| Passage shown |
Ionic liquid-based polymeric microreactors and their applicability

Ester Weiss; Raed Abu-Reziq

doi:10.1007/s10853-017-1236-x

Ionic liquid-based polymeric microreactors and their applicability

Ester Weiss, Raed Abu-Reziq^*

^*Corresponding author for this work

Institute of Chemistry

Research output: Contribution to journal › Article › peer-review

17 Scopus citations

Abstract

This work examines the applicability of encapsulated 1-methyl-3-butylimidazolium hexafluorophosphate within a polyurea shell (BMIm[PF₆]@polyurea) to act as microreactors by dissolving platinum acetylacetonate or cinchonine in the ionic liquid phase pre-emulsification. Their applicability was tested in hydrosilylation and Michael addition reactions, respectively. The capsules crack within the first catalytic cycle indicating a fragile shell is formed. In addition, the development of particulated BMIm[PF₆] within polyurethane is described. These BMIm[PF₆]@polyurethane capsules were characterized and analyzed using scanning electron microscopy, X-ray diffraction, solid-state NMR, infrared and thermal gravimetric analysis. Finally, their ability to act as microreactors in the Michael addition reaction was tested. The capsules morphology does not undergo any changes after the reaction.

| Goal 1 |
In the abstract, swap "capsules" for "particles" and write out the part that opens with the words containing "This work examines" and closes with "after the reaction.".
| Goal 2 |
Please translate this sentence from the abstract into Spanish: "Their applicability was tested in hydrosilylation and Michael addition reactions, respectively."

[Spatial layout entries]
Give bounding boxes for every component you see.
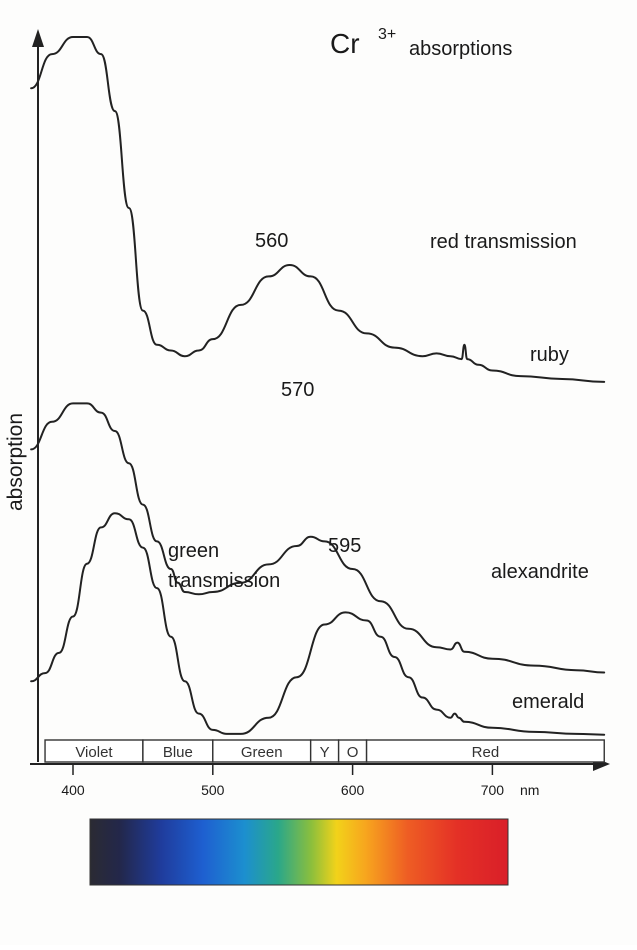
series-label-alexandrite: alexandrite (491, 561, 589, 583)
curve-alexandrite (30, 402, 606, 674)
curve-ruby (30, 36, 606, 383)
band-label-blue: Blue (163, 744, 193, 761)
color-band-strip: Violet Blue Green Y O Red (44, 739, 605, 763)
x-axis-ticks: 400 500 600 700 (61, 764, 504, 798)
x-axis-unit-label: nm (520, 782, 539, 798)
annotation-green: green (168, 540, 219, 562)
axes (30, 29, 610, 771)
band-label-violet: Violet (75, 744, 113, 761)
chart-title-superscript: 3+ (378, 26, 396, 43)
band-label-o: O (347, 744, 359, 761)
x-tick-label-700: 700 (481, 782, 505, 798)
y-axis-label: absorption (4, 413, 27, 511)
x-tick-label-600: 600 (341, 782, 365, 798)
chart-title-main: Cr (330, 28, 360, 59)
band-label-red: Red (472, 744, 500, 761)
band-red (365, 739, 605, 763)
chart-title-rest: absorptions (409, 38, 512, 60)
annotation-red-transmission: red transmission (430, 231, 577, 253)
curve-emerald (30, 512, 606, 736)
annotation-transmission: transmission (168, 570, 280, 592)
x-tick-label-500: 500 (201, 782, 225, 798)
peak-label-ruby: 560 (255, 230, 288, 252)
band-label-y: Y (320, 744, 330, 761)
peak-label-emerald: 595 (328, 535, 361, 557)
chart-title: Cr 3+ absorptions (330, 26, 512, 60)
series-label-ruby: ruby (530, 344, 569, 366)
visible-spectrum-bar (89, 818, 509, 886)
absorption-curves (30, 36, 606, 736)
y-axis-arrowhead (32, 29, 44, 47)
peak-label-alexandrite: 570 (281, 379, 314, 401)
series-label-emerald: emerald (512, 691, 584, 713)
band-label-green: Green (241, 744, 283, 761)
x-tick-label-400: 400 (61, 782, 85, 798)
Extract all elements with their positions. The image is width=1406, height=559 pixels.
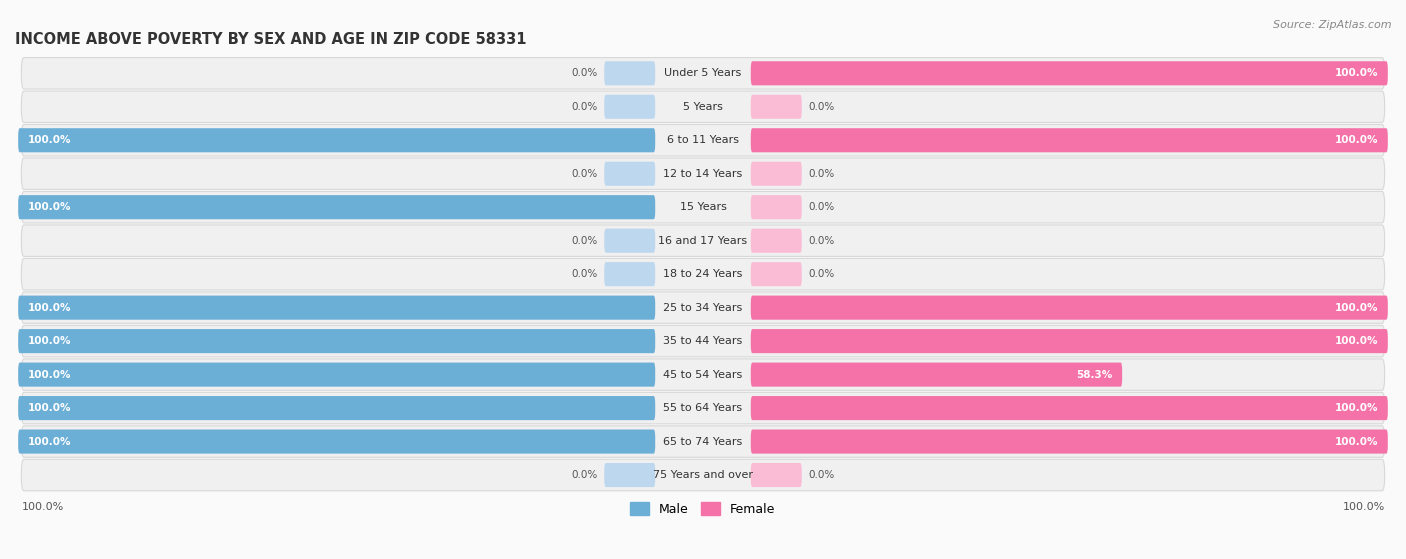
FancyBboxPatch shape — [21, 91, 1385, 122]
FancyBboxPatch shape — [605, 262, 655, 286]
Text: 0.0%: 0.0% — [572, 169, 598, 179]
FancyBboxPatch shape — [18, 429, 655, 453]
FancyBboxPatch shape — [21, 58, 1385, 89]
Text: 100.0%: 100.0% — [28, 403, 72, 413]
FancyBboxPatch shape — [751, 229, 801, 253]
FancyBboxPatch shape — [21, 426, 1385, 457]
FancyBboxPatch shape — [18, 296, 655, 320]
Text: 0.0%: 0.0% — [572, 68, 598, 78]
FancyBboxPatch shape — [751, 262, 801, 286]
Text: 0.0%: 0.0% — [808, 269, 834, 279]
Text: 100.0%: 100.0% — [1334, 336, 1378, 346]
FancyBboxPatch shape — [605, 162, 655, 186]
Text: 100.0%: 100.0% — [1334, 302, 1378, 312]
FancyBboxPatch shape — [21, 292, 1385, 324]
Text: 0.0%: 0.0% — [808, 236, 834, 246]
FancyBboxPatch shape — [751, 94, 801, 119]
FancyBboxPatch shape — [18, 329, 655, 353]
FancyBboxPatch shape — [605, 229, 655, 253]
FancyBboxPatch shape — [18, 396, 655, 420]
FancyBboxPatch shape — [21, 225, 1385, 257]
Text: Under 5 Years: Under 5 Years — [665, 68, 741, 78]
Text: 100.0%: 100.0% — [21, 502, 63, 512]
FancyBboxPatch shape — [21, 359, 1385, 390]
FancyBboxPatch shape — [751, 363, 1122, 387]
Text: 35 to 44 Years: 35 to 44 Years — [664, 336, 742, 346]
FancyBboxPatch shape — [751, 396, 1388, 420]
Text: 75 Years and over: 75 Years and over — [652, 470, 754, 480]
Text: 12 to 14 Years: 12 to 14 Years — [664, 169, 742, 179]
Text: 100.0%: 100.0% — [28, 302, 72, 312]
FancyBboxPatch shape — [21, 325, 1385, 357]
Text: 100.0%: 100.0% — [1334, 135, 1378, 145]
Legend: Male, Female: Male, Female — [624, 496, 782, 522]
Text: 45 to 54 Years: 45 to 54 Years — [664, 369, 742, 380]
FancyBboxPatch shape — [751, 128, 1388, 152]
FancyBboxPatch shape — [751, 61, 1388, 86]
Text: 0.0%: 0.0% — [808, 169, 834, 179]
Text: 100.0%: 100.0% — [1334, 403, 1378, 413]
FancyBboxPatch shape — [751, 195, 801, 219]
Text: 0.0%: 0.0% — [572, 102, 598, 112]
Text: 100.0%: 100.0% — [28, 135, 72, 145]
FancyBboxPatch shape — [21, 192, 1385, 223]
Text: 100.0%: 100.0% — [1343, 502, 1385, 512]
Text: 25 to 34 Years: 25 to 34 Years — [664, 302, 742, 312]
FancyBboxPatch shape — [21, 392, 1385, 424]
Text: 100.0%: 100.0% — [28, 202, 72, 212]
Text: 100.0%: 100.0% — [1334, 437, 1378, 447]
FancyBboxPatch shape — [751, 296, 1388, 320]
Text: 0.0%: 0.0% — [572, 236, 598, 246]
Text: 5 Years: 5 Years — [683, 102, 723, 112]
FancyBboxPatch shape — [605, 463, 655, 487]
Text: 16 and 17 Years: 16 and 17 Years — [658, 236, 748, 246]
FancyBboxPatch shape — [751, 329, 1388, 353]
Text: 58.3%: 58.3% — [1077, 369, 1112, 380]
Text: 100.0%: 100.0% — [28, 336, 72, 346]
FancyBboxPatch shape — [605, 61, 655, 86]
Text: 100.0%: 100.0% — [1334, 68, 1378, 78]
FancyBboxPatch shape — [18, 195, 655, 219]
FancyBboxPatch shape — [751, 429, 1388, 453]
Text: 100.0%: 100.0% — [28, 437, 72, 447]
FancyBboxPatch shape — [751, 162, 801, 186]
Text: 65 to 74 Years: 65 to 74 Years — [664, 437, 742, 447]
Text: 0.0%: 0.0% — [572, 269, 598, 279]
Text: 55 to 64 Years: 55 to 64 Years — [664, 403, 742, 413]
FancyBboxPatch shape — [18, 363, 655, 387]
Text: 18 to 24 Years: 18 to 24 Years — [664, 269, 742, 279]
FancyBboxPatch shape — [21, 459, 1385, 491]
FancyBboxPatch shape — [21, 125, 1385, 156]
FancyBboxPatch shape — [21, 258, 1385, 290]
FancyBboxPatch shape — [18, 128, 655, 152]
FancyBboxPatch shape — [605, 94, 655, 119]
Text: 15 Years: 15 Years — [679, 202, 727, 212]
Text: Source: ZipAtlas.com: Source: ZipAtlas.com — [1274, 20, 1392, 30]
FancyBboxPatch shape — [751, 463, 801, 487]
Text: INCOME ABOVE POVERTY BY SEX AND AGE IN ZIP CODE 58331: INCOME ABOVE POVERTY BY SEX AND AGE IN Z… — [15, 32, 526, 47]
Text: 0.0%: 0.0% — [572, 470, 598, 480]
Text: 0.0%: 0.0% — [808, 102, 834, 112]
Text: 100.0%: 100.0% — [28, 369, 72, 380]
FancyBboxPatch shape — [21, 158, 1385, 190]
Text: 0.0%: 0.0% — [808, 202, 834, 212]
Text: 0.0%: 0.0% — [808, 470, 834, 480]
Text: 6 to 11 Years: 6 to 11 Years — [666, 135, 740, 145]
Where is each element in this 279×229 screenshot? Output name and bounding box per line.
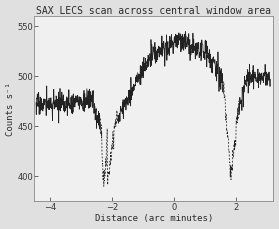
X-axis label: Distance (arc minutes): Distance (arc minutes) xyxy=(95,214,213,224)
Y-axis label: Counts s⁻¹: Counts s⁻¹ xyxy=(6,82,15,136)
Title: SAX LECS scan across central window area: SAX LECS scan across central window area xyxy=(37,5,271,16)
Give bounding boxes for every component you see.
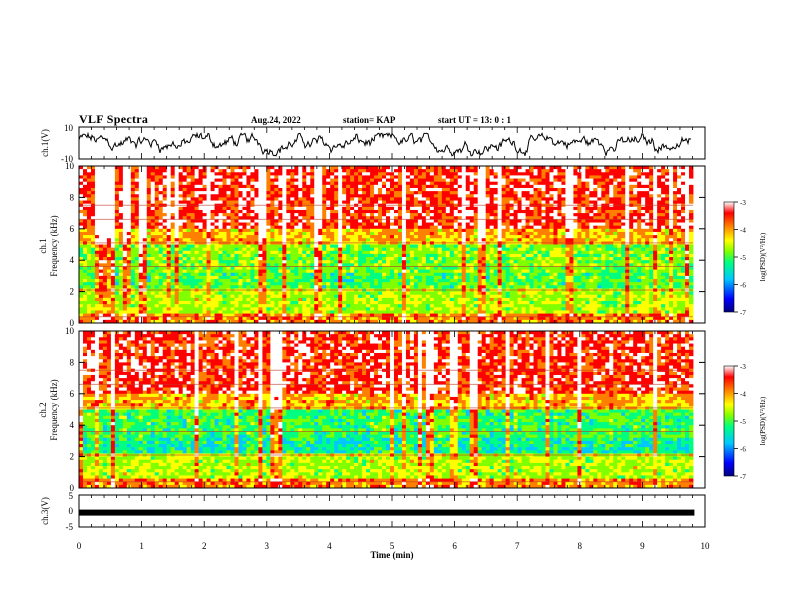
colorbar-tick-label: -7 xyxy=(740,309,746,317)
spec1-ytick-label: 4 xyxy=(70,255,75,265)
ch2-colorbar: -3 -4 -5 -6 -7 log(PSD)(V²/Hz) xyxy=(723,363,767,481)
ch1-spectrogram-ylabel-frequency: Frequency (kHz) xyxy=(49,215,59,276)
ch3-ytick-mid: 0 xyxy=(69,506,74,516)
colorbar-tick-label: -4 xyxy=(740,391,746,399)
time-tick-label: 5 xyxy=(390,541,395,551)
ch1-spectrogram-panel: 0 2 4 6 8 10 ch.1 Frequency (kHz) xyxy=(38,161,706,328)
spec1-ytick-label: 10 xyxy=(65,161,75,171)
ch1-spectrogram-image xyxy=(79,166,694,324)
colorbar-tick-label: -3 xyxy=(740,199,746,207)
station-label: station= KAP xyxy=(343,115,396,125)
ch1-ylabel: ch.1(V) xyxy=(40,129,50,157)
ch1-waveform-panel: 10 -10 ch.1(V) xyxy=(40,123,706,164)
colorbar-tick-label: -5 xyxy=(740,254,746,262)
time-tick-label: 4 xyxy=(327,541,332,551)
ch1-waveform-line xyxy=(78,131,692,157)
chart-title: VLF Spectra xyxy=(79,112,149,126)
ch3-signal-line xyxy=(79,509,695,516)
time-tick-label: 7 xyxy=(515,541,520,551)
start-time-label: start UT = 13: 0 : 1 xyxy=(438,115,511,125)
spec1-ytick-label: 6 xyxy=(70,224,75,234)
colorbar-tick-label: -4 xyxy=(740,227,746,235)
ch2-spectrogram-ylabel-frequency: Frequency (kHz) xyxy=(49,379,59,440)
spec2-ytick-label: 10 xyxy=(65,326,75,336)
colorbar-tick-label: -6 xyxy=(740,282,746,290)
time-axis-ticks xyxy=(78,127,706,527)
time-tick-label: 8 xyxy=(578,541,583,551)
time-tick-label: 9 xyxy=(640,541,645,551)
ch3-ytick-bottom: -5 xyxy=(66,522,74,532)
spec2-ytick-label: 2 xyxy=(70,452,75,462)
time-tick-label: 10 xyxy=(701,541,711,551)
ch3-panel: 5 0 -5 ch.3(V) xyxy=(40,491,706,532)
ch2-spectrogram-ylabel-channel: ch.2 xyxy=(38,402,48,417)
spec1-ytick-label: 8 xyxy=(70,192,75,202)
ch1-colorbar-label: log(PSD)(V²/Hz) xyxy=(759,232,767,281)
date-label: Aug.24, 2022 xyxy=(251,115,301,125)
ch3-ylabel: ch.3(V) xyxy=(40,497,50,525)
time-tick-label: 3 xyxy=(265,541,270,551)
spec2-ytick-label: 8 xyxy=(70,357,75,367)
time-tick-label: 1 xyxy=(139,541,144,551)
spec2-ytick-label: 6 xyxy=(70,389,75,399)
ch1-colorbar: -3 -4 -5 -6 -7 log(PSD)(V²/Hz) xyxy=(723,199,767,317)
ch2-colorbar-label: log(PSD)(V²/Hz) xyxy=(759,396,767,445)
time-axis-labels: 0 1 2 3 4 5 6 7 8 9 10 xyxy=(77,541,710,551)
colorbar-tick-label: -5 xyxy=(740,418,746,426)
spec2-ytick-label: 0 xyxy=(70,483,75,493)
time-axis-label: Time (min) xyxy=(370,550,413,560)
colorbar-tick-label: -7 xyxy=(740,473,746,481)
time-tick-label: 6 xyxy=(452,541,457,551)
spec2-ytick-label: 4 xyxy=(70,420,75,430)
spec1-ytick-label: 0 xyxy=(70,318,75,328)
ch2-spectrogram-image xyxy=(79,331,694,489)
ch1-spectrogram-ylabel-channel: ch.1 xyxy=(38,238,48,253)
colorbar-tick-label: -6 xyxy=(740,446,746,454)
ch2-spectrogram-panel: 0 2 4 6 8 10 ch.2 Frequency (kHz) xyxy=(38,326,706,493)
ch3-ytick-top: 5 xyxy=(69,491,74,501)
time-tick-label: 0 xyxy=(77,541,82,551)
spec1-ytick-label: 2 xyxy=(70,287,75,297)
time-tick-label: 2 xyxy=(202,541,207,551)
ch1-ytick-top: 10 xyxy=(64,123,74,133)
colorbar-tick-label: -3 xyxy=(740,363,746,371)
ch1-ytick-bottom: -10 xyxy=(61,154,73,164)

| Correct output 1 |
This work examines the applicability of encapsulated 1-methyl-3-butylimidazolium hexafluorophosphate within a polyurea shell (BMIm[PF₆]@polyurea) to act as microreactors by dissolving platinum acetylacetonate or cinchonine in the ionic liquid phase pre-emulsification. Their applicability was tested in hydrosilylation and Michael addition reactions, respectively. The particles crack within the first catalytic cycle indicating a fragile shell is formed. In addition, the development of particulated BMIm[PF₆] within polyurethane is described. These BMIm[PF₆]@polyurethane particles were characterized and analyzed using scanning electron microscopy, X-ray diffraction, solid-state NMR, infrared and thermal gravimetric analysis. Finally, their ability to act as microreactors in the Michael addition reaction was tested. The particles morphology does not undergo any changes after the reaction.

| Correct output 2 |
Su aplicabilidad se evaluó en reacciones de hidrosililación y de adición de Michael, respectivamente.